WHAT IS BEING ASKED:
Images are not part of the copy; transcribe all the data exactly.

RECORDS FOR THE EXERCISE:
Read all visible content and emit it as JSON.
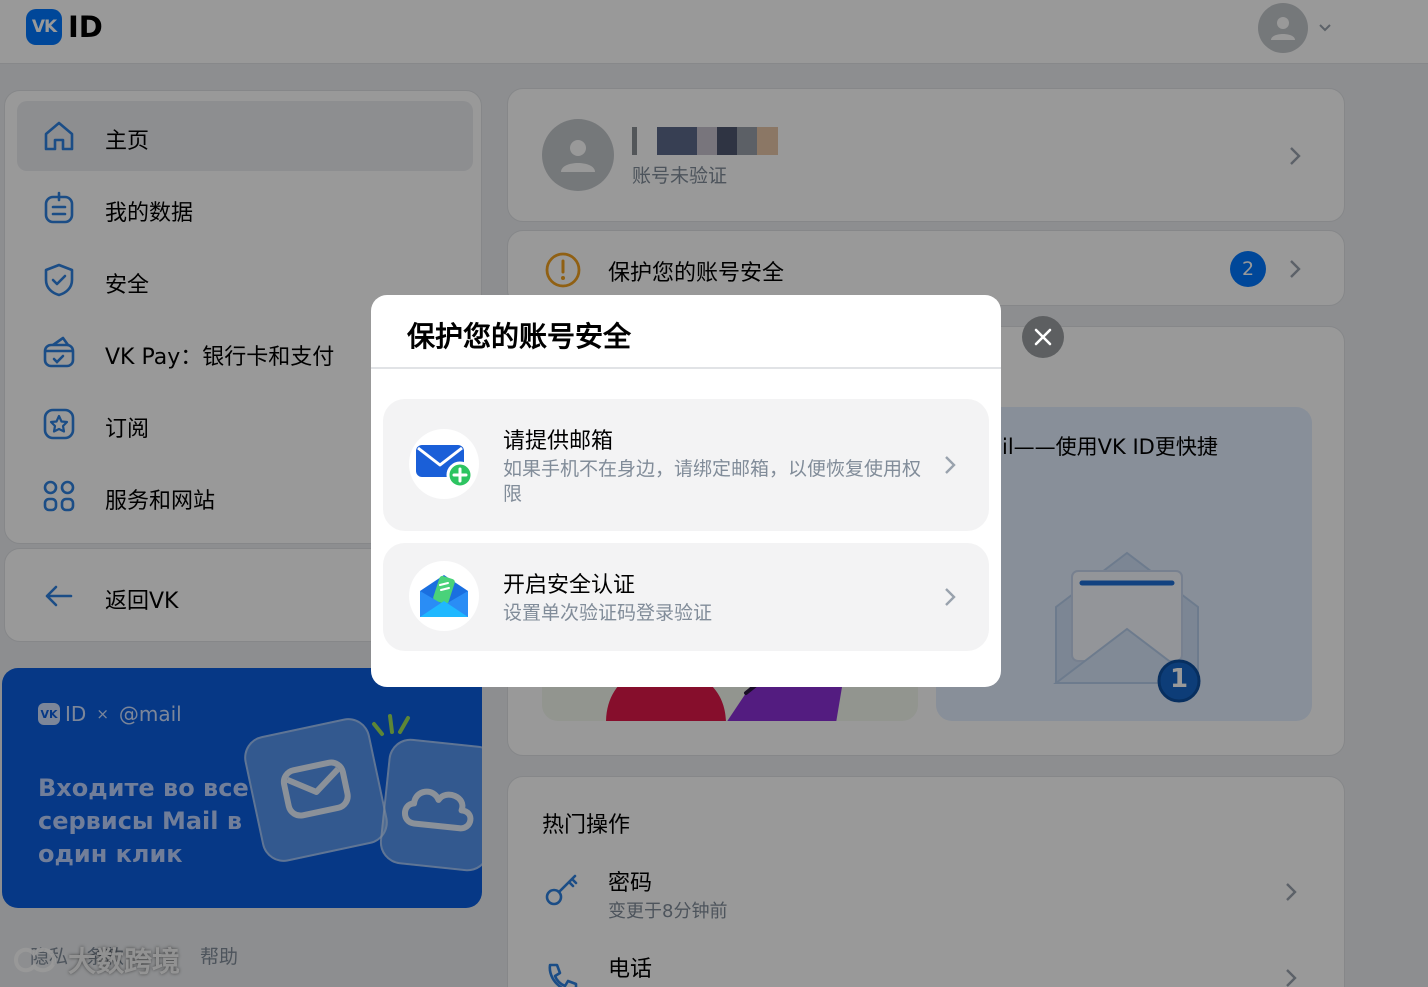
{
  "header": {
    "logo_mark": "VK",
    "logo_text": "ID"
  },
  "sidebar": {
    "items": [
      {
        "label": "主页",
        "icon": "home-icon",
        "active": true
      },
      {
        "label": "我的数据",
        "icon": "personal-data-icon"
      },
      {
        "label": "安全",
        "icon": "shield-icon"
      },
      {
        "label": "VK Pay：银行卡和支付",
        "icon": "wallet-icon"
      },
      {
        "label": "订阅",
        "icon": "star-icon"
      },
      {
        "label": "服务和网站",
        "icon": "services-grid-icon"
      }
    ],
    "back": {
      "label": "返回VK",
      "icon": "arrow-left-icon"
    }
  },
  "promo": {
    "brand_id": "ID",
    "brand_x": "×",
    "brand_mail": "@mail",
    "text": "Входите во все сервисы Mail в один клик"
  },
  "footer": {
    "links": [
      "隐私",
      "条款",
      "帮助"
    ],
    "watermark": "大数跨境"
  },
  "profile": {
    "status": "账号未验证"
  },
  "security": {
    "label": "保护您的账号安全",
    "count": "2"
  },
  "feature": {
    "right_title": "录Mail——使用VK ID更快捷",
    "right_badge": "1"
  },
  "popular": {
    "title": "热门操作",
    "items": [
      {
        "title": "密码",
        "subtitle": "变更于8分钟前",
        "icon": "key-icon"
      },
      {
        "title": "电话",
        "subtitle": "",
        "icon": "phone-icon"
      }
    ]
  },
  "modal": {
    "title": "保护您的账号安全",
    "options": [
      {
        "title": "请提供邮箱",
        "desc": "如果手机不在身边，请绑定邮箱，以便恢复使用权限",
        "icon": "email-add-icon"
      },
      {
        "title": "开启安全认证",
        "desc": "设置单次验证码登录验证",
        "icon": "two-factor-mail-icon"
      }
    ]
  },
  "colors": {
    "accent": "#0077ff",
    "warning": "#f0a020",
    "secondary_text": "#818c99",
    "promo_bg": "#0a5ee0"
  }
}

WORKED SOLUTION:
Read all visible content and emit it as JSON.
{
  "header": {
    "logo_mark": "VK",
    "logo_text": "ID"
  },
  "sidebar": {
    "items": [
      {
        "label": "主页",
        "icon": "home-icon",
        "active": true
      },
      {
        "label": "我的数据",
        "icon": "personal-data-icon"
      },
      {
        "label": "安全",
        "icon": "shield-icon"
      },
      {
        "label": "VK Pay：银行卡和支付",
        "icon": "wallet-icon"
      },
      {
        "label": "订阅",
        "icon": "star-icon"
      },
      {
        "label": "服务和网站",
        "icon": "services-grid-icon"
      }
    ],
    "back": {
      "label": "返回VK",
      "icon": "arrow-left-icon"
    }
  },
  "promo": {
    "brand_id": "ID",
    "brand_x": "×",
    "brand_mail": "@mail",
    "text": "Входите во все сервисы Mail в один клик"
  },
  "footer": {
    "links": [
      "隐私",
      "条款",
      "帮助"
    ],
    "watermark": "大数跨境"
  },
  "profile": {
    "status": "账号未验证"
  },
  "security": {
    "label": "保护您的账号安全",
    "count": "2"
  },
  "feature": {
    "right_title": "录Mail——使用VK ID更快捷",
    "right_badge": "1"
  },
  "popular": {
    "title": "热门操作",
    "items": [
      {
        "title": "密码",
        "subtitle": "变更于8分钟前",
        "icon": "key-icon"
      },
      {
        "title": "电话",
        "subtitle": "",
        "icon": "phone-icon"
      }
    ]
  },
  "modal": {
    "title": "保护您的账号安全",
    "options": [
      {
        "title": "请提供邮箱",
        "desc": "如果手机不在身边，请绑定邮箱，以便恢复使用权限",
        "icon": "email-add-icon"
      },
      {
        "title": "开启安全认证",
        "desc": "设置单次验证码登录验证",
        "icon": "two-factor-mail-icon"
      }
    ]
  },
  "colors": {
    "accent": "#0077ff",
    "warning": "#f0a020",
    "secondary_text": "#818c99",
    "promo_bg": "#0a5ee0"
  }
}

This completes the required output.